*Request:*
All records should be reproduced verbatim.

(Stored data entries)
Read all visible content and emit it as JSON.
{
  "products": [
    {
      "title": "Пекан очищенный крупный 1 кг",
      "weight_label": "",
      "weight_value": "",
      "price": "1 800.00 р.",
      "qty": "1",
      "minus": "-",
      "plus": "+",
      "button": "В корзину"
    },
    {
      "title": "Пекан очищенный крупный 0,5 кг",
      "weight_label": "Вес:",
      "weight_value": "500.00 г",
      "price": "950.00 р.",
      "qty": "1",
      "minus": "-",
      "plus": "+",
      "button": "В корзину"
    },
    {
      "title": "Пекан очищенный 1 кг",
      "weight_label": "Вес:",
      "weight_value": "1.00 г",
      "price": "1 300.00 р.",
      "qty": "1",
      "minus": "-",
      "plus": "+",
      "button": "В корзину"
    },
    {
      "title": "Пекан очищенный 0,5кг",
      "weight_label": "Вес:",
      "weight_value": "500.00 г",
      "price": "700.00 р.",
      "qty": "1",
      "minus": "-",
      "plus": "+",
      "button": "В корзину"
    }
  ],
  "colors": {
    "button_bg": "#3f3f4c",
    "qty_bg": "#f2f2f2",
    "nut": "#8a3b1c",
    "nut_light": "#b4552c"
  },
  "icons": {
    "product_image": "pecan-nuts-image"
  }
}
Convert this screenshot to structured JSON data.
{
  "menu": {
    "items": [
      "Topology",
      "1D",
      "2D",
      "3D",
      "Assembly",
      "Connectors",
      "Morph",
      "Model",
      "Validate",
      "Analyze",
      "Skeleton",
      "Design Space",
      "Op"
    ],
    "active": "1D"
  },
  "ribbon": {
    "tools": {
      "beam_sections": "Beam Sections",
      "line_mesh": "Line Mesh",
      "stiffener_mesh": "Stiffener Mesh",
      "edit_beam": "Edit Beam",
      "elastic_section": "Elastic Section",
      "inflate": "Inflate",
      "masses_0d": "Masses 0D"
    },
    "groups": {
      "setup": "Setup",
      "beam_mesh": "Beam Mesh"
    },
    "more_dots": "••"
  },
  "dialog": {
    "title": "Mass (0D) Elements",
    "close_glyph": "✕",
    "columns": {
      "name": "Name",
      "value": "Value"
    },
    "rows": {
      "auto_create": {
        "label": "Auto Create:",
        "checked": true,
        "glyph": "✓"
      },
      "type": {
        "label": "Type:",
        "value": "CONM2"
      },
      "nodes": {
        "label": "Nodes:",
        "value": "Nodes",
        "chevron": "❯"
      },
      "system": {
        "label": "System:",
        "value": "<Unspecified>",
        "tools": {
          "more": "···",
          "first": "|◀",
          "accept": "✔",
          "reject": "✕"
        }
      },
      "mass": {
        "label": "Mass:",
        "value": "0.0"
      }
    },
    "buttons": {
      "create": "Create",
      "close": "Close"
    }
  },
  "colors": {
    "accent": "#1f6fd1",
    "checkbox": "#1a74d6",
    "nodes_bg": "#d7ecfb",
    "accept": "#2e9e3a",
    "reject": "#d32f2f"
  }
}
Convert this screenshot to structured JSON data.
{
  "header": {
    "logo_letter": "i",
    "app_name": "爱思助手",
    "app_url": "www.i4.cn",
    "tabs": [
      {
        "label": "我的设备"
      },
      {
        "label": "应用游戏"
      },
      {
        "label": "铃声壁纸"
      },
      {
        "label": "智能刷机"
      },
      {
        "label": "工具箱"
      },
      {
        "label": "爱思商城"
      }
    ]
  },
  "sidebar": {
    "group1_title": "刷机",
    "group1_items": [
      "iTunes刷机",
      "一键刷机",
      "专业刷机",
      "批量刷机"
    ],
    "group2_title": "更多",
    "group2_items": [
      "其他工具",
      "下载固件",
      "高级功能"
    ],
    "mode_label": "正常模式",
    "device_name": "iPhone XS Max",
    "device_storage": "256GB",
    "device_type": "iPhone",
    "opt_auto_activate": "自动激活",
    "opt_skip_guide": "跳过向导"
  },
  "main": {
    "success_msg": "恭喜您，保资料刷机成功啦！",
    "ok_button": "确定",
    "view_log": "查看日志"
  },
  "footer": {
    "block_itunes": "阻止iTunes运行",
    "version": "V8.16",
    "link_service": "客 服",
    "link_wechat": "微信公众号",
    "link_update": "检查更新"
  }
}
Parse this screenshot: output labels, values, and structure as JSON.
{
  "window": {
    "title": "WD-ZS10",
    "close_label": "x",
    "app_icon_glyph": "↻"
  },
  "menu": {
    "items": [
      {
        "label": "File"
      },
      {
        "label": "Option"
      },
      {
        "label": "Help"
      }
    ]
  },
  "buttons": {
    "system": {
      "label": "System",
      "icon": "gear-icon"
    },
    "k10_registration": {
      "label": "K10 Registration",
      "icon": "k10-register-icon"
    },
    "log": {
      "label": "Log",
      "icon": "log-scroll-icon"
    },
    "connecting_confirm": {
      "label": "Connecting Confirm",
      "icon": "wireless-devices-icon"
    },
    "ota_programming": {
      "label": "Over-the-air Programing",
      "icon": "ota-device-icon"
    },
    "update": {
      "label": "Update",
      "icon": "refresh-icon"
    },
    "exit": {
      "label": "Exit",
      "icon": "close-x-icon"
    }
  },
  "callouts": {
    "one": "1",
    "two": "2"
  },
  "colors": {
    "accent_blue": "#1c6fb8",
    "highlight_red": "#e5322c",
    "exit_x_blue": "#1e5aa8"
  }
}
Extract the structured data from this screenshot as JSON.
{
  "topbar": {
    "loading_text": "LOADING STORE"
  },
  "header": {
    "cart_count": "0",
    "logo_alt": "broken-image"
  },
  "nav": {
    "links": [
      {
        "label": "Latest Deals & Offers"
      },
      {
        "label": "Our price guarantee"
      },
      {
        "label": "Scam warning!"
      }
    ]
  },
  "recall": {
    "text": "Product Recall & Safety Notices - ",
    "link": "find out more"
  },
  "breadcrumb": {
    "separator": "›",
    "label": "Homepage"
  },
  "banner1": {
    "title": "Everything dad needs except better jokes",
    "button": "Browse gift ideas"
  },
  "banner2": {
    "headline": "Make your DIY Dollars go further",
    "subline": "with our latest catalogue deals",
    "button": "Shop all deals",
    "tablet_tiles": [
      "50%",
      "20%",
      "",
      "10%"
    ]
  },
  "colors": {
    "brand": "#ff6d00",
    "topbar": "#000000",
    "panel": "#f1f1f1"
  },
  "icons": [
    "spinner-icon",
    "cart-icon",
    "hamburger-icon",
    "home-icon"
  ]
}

*Exercise response:*
Read all visible content and emit it as JSON.
{
  "products": [
    {
      "title": "Пекан очищенный крупный 1 кг",
      "weight_label": "",
      "weight_value": "",
      "price": "1 800.00 р.",
      "qty": "1",
      "minus": "-",
      "plus": "+",
      "button": "В корзину"
    },
    {
      "title": "Пекан очищенный крупный 0,5 кг",
      "weight_label": "Вес:",
      "weight_value": "500.00 г",
      "price": "950.00 р.",
      "qty": "1",
      "minus": "-",
      "plus": "+",
      "button": "В корзину"
    },
    {
      "title": "Пекан очищенный 1 кг",
      "weight_label": "Вес:",
      "weight_value": "1.00 г",
      "price": "1 300.00 р.",
      "qty": "1",
      "minus": "-",
      "plus": "+",
      "button": "В корзину"
    },
    {
      "title": "Пекан очищенный 0,5кг",
      "weight_label": "Вес:",
      "weight_value": "500.00 г",
      "price": "700.00 р.",
      "qty": "1",
      "minus": "-",
      "plus": "+",
      "button": "В корзину"
    }
  ],
  "colors": {
    "button_bg": "#3f3f4c",
    "qty_bg": "#f2f2f2",
    "nut": "#8a3b1c",
    "nut_light": "#b4552c"
  },
  "icons": {
    "product_image": "pecan-nuts-image"
  }
}
Convert this screenshot to structured JSON data.
{
  "menu": {
    "items": [
      "Topology",
      "1D",
      "2D",
      "3D",
      "Assembly",
      "Connectors",
      "Morph",
      "Model",
      "Validate",
      "Analyze",
      "Skeleton",
      "Design Space",
      "Op"
    ],
    "active": "1D"
  },
  "ribbon": {
    "tools": {
      "beam_sections": "Beam Sections",
      "line_mesh": "Line Mesh",
      "stiffener_mesh": "Stiffener Mesh",
      "edit_beam": "Edit Beam",
      "elastic_section": "Elastic Section",
      "inflate": "Inflate",
      "masses_0d": "Masses 0D"
    },
    "groups": {
      "setup": "Setup",
      "beam_mesh": "Beam Mesh"
    },
    "more_dots": "••"
  },
  "dialog": {
    "title": "Mass (0D) Elements",
    "close_glyph": "✕",
    "columns": {
      "name": "Name",
      "value": "Value"
    },
    "rows": {
      "auto_create": {
        "label": "Auto Create:",
        "checked": true,
        "glyph": "✓"
      },
      "type": {
        "label": "Type:",
        "value": "CONM2"
      },
      "nodes": {
        "label": "Nodes:",
        "value": "Nodes",
        "chevron": "❯"
      },
      "system": {
        "label": "System:",
        "value": "<Unspecified>",
        "tools": {
          "more": "···",
          "first": "|◀",
          "accept": "✔",
          "reject": "✕"
        }
      },
      "mass": {
        "label": "Mass:",
        "value": "0.0"
      }
    },
    "buttons": {
      "create": "Create",
      "close": "Close"
    }
  },
  "colors": {
    "accent": "#1f6fd1",
    "checkbox": "#1a74d6",
    "nodes_bg": "#d7ecfb",
    "accept": "#2e9e3a",
    "reject": "#d32f2f"
  }
}
Convert this screenshot to structured JSON data.
{
  "header": {
    "logo_letter": "i",
    "app_name": "爱思助手",
    "app_url": "www.i4.cn",
    "tabs": [
      {
        "label": "我的设备"
      },
      {
        "label": "应用游戏"
      },
      {
        "label": "铃声壁纸"
      },
      {
        "label": "智能刷机"
      },
      {
        "label": "工具箱"
      },
      {
        "label": "爱思商城"
      }
    ]
  },
  "sidebar": {
    "group1_title": "刷机",
    "group1_items": [
      "iTunes刷机",
      "一键刷机",
      "专业刷机",
      "批量刷机"
    ],
    "group2_title": "更多",
    "group2_items": [
      "其他工具",
      "下载固件",
      "高级功能"
    ],
    "mode_label": "正常模式",
    "device_name": "iPhone XS Max",
    "device_storage": "256GB",
    "device_type": "iPhone",
    "opt_auto_activate": "自动激活",
    "opt_skip_guide": "跳过向导"
  },
  "main": {
    "success_msg": "恭喜您，保资料刷机成功啦！",
    "ok_button": "确定",
    "view_log": "查看日志"
  },
  "footer": {
    "block_itunes": "阻止iTunes运行",
    "version": "V8.16",
    "link_service": "客 服",
    "link_wechat": "微信公众号",
    "link_update": "检查更新"
  }
}
Parse this screenshot: output labels, values, and structure as JSON.
{
  "window": {
    "title": "WD-ZS10",
    "close_label": "x",
    "app_icon_glyph": "↻"
  },
  "menu": {
    "items": [
      {
        "label": "File"
      },
      {
        "label": "Option"
      },
      {
        "label": "Help"
      }
    ]
  },
  "buttons": {
    "system": {
      "label": "System",
      "icon": "gear-icon"
    },
    "k10_registration": {
      "label": "K10 Registration",
      "icon": "k10-register-icon"
    },
    "log": {
      "label": "Log",
      "icon": "log-scroll-icon"
    },
    "connecting_confirm": {
      "label": "Connecting Confirm",
      "icon": "wireless-devices-icon"
    },
    "ota_programming": {
      "label": "Over-the-air Programing",
      "icon": "ota-device-icon"
    },
    "update": {
      "label": "Update",
      "icon": "refresh-icon"
    },
    "exit": {
      "label": "Exit",
      "icon": "close-x-icon"
    }
  },
  "callouts": {
    "one": "1",
    "two": "2"
  },
  "colors": {
    "accent_blue": "#1c6fb8",
    "highlight_red": "#e5322c",
    "exit_x_blue": "#1e5aa8"
  }
}
Extract the structured data from this screenshot as JSON.
{
  "topbar": {
    "loading_text": "LOADING STORE"
  },
  "header": {
    "cart_count": "0",
    "logo_alt": "broken-image"
  },
  "nav": {
    "links": [
      {
        "label": "Latest Deals & Offers"
      },
      {
        "label": "Our price guarantee"
      },
      {
        "label": "Scam warning!"
      }
    ]
  },
  "recall": {
    "text": "Product Recall & Safety Notices - ",
    "link": "find out more"
  },
  "breadcrumb": {
    "separator": "›",
    "label": "Homepage"
  },
  "banner1": {
    "title": "Everything dad needs except better jokes",
    "button": "Browse gift ideas"
  },
  "banner2": {
    "headline": "Make your DIY Dollars go further",
    "subline": "with our latest catalogue deals",
    "button": "Shop all deals",
    "tablet_tiles": [
      "50%",
      "20%",
      "",
      "10%"
    ]
  },
  "colors": {
    "brand": "#ff6d00",
    "topbar": "#000000",
    "panel": "#f1f1f1"
  },
  "icons": [
    "spinner-icon",
    "cart-icon",
    "hamburger-icon",
    "home-icon"
  ]
}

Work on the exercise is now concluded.